**Problem requirements**
Search the listing for "ändern" and copy every line where it appears.

---------- Records supplied

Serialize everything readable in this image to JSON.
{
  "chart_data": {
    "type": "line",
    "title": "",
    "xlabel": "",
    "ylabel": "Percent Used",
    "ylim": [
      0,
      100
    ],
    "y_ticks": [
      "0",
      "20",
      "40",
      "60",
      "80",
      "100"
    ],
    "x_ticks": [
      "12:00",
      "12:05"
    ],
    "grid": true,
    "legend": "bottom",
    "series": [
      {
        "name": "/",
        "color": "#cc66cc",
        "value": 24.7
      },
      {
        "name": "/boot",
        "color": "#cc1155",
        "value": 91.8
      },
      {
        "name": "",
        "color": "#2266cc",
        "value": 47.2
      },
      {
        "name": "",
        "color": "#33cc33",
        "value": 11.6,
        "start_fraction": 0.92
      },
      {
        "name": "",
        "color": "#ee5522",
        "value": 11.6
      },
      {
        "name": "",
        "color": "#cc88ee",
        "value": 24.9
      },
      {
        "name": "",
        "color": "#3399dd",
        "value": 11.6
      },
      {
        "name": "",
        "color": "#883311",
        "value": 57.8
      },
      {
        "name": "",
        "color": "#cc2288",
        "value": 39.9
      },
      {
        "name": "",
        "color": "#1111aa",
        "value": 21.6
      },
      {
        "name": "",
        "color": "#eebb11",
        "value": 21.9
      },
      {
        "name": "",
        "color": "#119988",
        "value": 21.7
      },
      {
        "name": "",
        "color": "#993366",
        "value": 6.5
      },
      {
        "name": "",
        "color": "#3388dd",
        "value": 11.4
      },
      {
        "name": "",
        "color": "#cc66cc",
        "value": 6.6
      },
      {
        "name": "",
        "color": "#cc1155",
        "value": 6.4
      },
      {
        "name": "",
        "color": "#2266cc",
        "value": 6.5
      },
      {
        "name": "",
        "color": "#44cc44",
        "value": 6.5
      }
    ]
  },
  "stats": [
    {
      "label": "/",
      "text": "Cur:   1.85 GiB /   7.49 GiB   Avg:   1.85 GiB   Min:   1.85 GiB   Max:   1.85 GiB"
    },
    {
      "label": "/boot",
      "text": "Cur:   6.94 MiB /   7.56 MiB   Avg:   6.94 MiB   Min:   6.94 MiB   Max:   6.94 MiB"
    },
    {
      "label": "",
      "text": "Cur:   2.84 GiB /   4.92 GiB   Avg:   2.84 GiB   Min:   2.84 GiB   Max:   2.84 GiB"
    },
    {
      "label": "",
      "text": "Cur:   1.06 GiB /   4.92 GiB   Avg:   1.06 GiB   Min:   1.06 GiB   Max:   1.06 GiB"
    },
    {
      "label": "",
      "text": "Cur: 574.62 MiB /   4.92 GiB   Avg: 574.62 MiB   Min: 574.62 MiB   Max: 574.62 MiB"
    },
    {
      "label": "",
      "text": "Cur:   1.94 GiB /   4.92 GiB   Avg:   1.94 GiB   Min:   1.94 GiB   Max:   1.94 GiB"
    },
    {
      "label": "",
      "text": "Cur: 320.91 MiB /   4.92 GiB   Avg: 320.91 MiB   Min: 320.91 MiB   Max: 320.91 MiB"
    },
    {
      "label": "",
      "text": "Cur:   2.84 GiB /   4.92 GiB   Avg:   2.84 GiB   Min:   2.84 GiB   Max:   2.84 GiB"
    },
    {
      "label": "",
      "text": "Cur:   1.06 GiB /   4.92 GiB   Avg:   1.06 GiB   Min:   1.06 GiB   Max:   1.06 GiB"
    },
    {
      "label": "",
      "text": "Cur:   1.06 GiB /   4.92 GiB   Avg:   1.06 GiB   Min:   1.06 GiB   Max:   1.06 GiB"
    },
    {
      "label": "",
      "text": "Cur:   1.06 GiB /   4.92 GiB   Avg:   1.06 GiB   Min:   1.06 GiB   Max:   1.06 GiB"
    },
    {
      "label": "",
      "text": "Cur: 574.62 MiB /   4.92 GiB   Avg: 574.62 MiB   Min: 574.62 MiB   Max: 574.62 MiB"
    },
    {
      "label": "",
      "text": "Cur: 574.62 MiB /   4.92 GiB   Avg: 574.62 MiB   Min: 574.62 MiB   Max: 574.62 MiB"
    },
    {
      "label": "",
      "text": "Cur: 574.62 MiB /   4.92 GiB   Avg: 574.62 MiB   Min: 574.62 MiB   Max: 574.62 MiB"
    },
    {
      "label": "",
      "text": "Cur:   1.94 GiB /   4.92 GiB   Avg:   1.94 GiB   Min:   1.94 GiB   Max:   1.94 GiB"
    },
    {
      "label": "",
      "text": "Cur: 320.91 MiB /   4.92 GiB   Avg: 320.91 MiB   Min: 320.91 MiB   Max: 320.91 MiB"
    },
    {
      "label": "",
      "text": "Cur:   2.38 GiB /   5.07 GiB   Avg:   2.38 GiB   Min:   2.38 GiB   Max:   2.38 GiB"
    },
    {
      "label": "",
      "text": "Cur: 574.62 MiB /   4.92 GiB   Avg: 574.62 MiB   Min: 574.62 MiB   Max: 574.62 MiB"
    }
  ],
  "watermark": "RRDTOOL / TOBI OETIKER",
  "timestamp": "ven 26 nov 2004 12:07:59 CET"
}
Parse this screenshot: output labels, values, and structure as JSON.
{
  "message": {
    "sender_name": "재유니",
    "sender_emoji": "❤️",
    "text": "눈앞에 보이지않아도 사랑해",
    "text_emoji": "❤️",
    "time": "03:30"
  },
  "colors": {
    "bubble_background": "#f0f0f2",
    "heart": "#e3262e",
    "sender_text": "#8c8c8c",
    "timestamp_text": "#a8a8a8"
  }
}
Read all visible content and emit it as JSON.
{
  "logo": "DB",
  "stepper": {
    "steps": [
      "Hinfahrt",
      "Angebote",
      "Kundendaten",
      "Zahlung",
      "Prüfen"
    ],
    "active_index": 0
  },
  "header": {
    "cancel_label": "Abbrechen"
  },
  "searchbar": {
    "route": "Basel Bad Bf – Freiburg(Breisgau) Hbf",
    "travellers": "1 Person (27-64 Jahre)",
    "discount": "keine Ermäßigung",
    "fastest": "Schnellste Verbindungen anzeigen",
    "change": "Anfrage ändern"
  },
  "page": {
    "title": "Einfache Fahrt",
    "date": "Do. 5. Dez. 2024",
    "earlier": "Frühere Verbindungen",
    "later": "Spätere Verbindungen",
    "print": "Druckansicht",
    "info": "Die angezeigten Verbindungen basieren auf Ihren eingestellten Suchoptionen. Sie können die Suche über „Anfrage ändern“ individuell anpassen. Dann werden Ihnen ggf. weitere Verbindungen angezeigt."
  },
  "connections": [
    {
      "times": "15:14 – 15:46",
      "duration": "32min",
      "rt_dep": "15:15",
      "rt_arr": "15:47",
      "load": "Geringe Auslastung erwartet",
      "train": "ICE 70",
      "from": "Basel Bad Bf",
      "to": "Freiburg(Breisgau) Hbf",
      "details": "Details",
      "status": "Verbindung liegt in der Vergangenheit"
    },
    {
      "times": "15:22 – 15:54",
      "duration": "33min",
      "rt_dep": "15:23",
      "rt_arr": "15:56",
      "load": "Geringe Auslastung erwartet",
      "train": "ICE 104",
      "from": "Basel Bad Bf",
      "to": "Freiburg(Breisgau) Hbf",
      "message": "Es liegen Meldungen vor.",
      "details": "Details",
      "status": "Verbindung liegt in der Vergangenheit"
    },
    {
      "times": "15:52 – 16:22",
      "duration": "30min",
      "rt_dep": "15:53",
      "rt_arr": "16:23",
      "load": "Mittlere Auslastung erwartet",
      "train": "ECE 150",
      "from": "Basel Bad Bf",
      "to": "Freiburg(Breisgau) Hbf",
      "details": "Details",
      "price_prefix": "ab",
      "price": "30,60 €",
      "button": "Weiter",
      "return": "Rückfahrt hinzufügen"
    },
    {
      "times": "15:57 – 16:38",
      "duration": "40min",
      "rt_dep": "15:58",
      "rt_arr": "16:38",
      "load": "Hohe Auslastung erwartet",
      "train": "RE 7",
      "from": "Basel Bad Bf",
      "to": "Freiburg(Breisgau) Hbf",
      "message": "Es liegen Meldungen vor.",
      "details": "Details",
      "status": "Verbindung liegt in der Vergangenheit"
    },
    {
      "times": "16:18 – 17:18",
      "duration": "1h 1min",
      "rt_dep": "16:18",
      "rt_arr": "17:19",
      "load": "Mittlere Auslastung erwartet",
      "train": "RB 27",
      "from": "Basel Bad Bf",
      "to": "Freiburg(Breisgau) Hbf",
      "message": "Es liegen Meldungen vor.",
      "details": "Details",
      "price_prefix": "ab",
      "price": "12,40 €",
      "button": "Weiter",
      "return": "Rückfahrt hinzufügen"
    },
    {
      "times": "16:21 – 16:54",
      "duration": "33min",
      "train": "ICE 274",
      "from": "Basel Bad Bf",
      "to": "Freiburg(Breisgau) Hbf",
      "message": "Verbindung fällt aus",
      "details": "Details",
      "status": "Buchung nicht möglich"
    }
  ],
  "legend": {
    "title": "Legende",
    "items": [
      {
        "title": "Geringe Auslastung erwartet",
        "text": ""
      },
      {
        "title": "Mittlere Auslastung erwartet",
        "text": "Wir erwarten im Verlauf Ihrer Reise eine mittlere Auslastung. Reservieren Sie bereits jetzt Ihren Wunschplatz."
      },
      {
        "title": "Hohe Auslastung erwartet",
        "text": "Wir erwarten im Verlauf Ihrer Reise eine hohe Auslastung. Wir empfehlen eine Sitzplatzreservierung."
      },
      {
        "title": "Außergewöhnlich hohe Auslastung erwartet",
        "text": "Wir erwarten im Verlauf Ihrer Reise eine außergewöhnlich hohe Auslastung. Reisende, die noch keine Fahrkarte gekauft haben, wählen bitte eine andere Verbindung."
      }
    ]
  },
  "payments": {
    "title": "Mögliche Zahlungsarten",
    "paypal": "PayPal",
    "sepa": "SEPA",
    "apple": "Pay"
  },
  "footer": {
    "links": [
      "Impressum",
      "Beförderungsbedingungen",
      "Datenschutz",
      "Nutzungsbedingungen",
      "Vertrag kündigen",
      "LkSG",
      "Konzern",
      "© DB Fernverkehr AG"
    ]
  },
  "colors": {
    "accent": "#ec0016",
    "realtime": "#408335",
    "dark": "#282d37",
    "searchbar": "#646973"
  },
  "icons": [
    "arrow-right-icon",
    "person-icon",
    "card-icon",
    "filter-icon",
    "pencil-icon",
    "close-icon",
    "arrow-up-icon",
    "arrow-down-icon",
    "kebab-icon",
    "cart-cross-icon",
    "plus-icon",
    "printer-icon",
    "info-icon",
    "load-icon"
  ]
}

--------------------

**Exercise answer**
    "change": "Anfrage ändern"
    "info": "Die angezeigten Verbindungen basieren auf Ihren eingestellten Suchoptionen. Sie können die Suche über „Anfrage ändern“ individuell anpassen. Dann werden Ihnen ggf. weitere Verbindungen angezeigt."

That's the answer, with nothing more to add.